Look at each line of the records and count those with "name" in them. Please answer with the count alone.

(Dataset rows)
════════════════════

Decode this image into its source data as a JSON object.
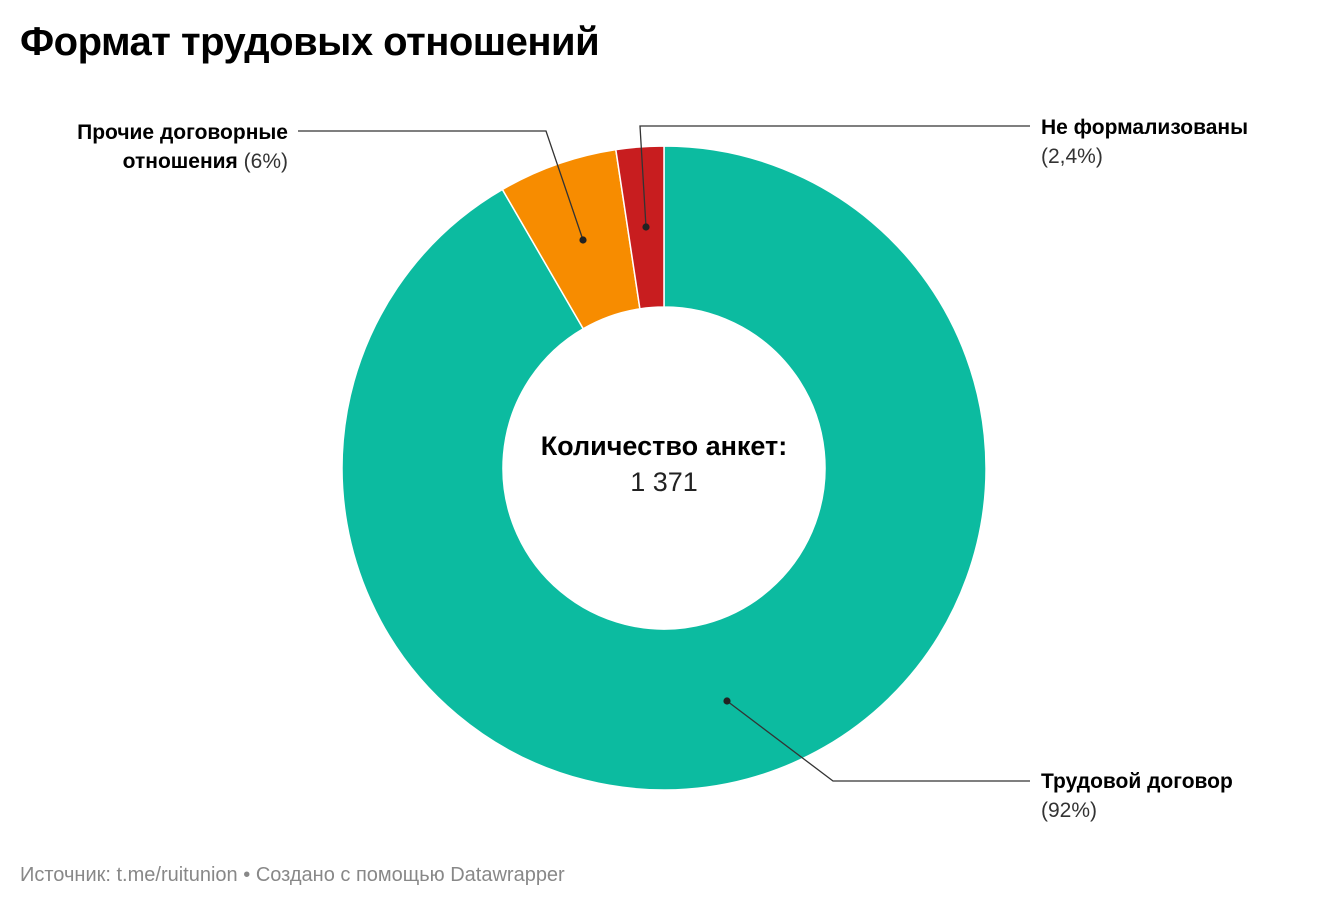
{
  "title": "Формат трудовых отношений",
  "center": {
    "title": "Количество анкет:",
    "value": "1 371"
  },
  "footer": {
    "source_label": "Источник:",
    "source_value": "t.me/ruitunion",
    "separator": "•",
    "created_text": "Создано с помощью Datawrapper"
  },
  "chart_data": {
    "type": "pie",
    "hole": "donut",
    "center_label": "Количество анкет:",
    "center_value": "1 371",
    "start_angle": "top (12 o'clock)",
    "direction": "clockwise",
    "slices": [
      {
        "name": "Трудовой договор",
        "value": 92,
        "value_label": "(92%)",
        "color": "#0cbba0"
      },
      {
        "name": "Прочие договорные отношения",
        "value": 6,
        "value_label": "(6%)",
        "color": "#f78c00"
      },
      {
        "name": "Не формализованы",
        "value": 2.4,
        "value_label": "(2,4%)",
        "color": "#c81d1f"
      }
    ]
  }
}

════════════════════

◆ EXERCISE RESPONSE: 3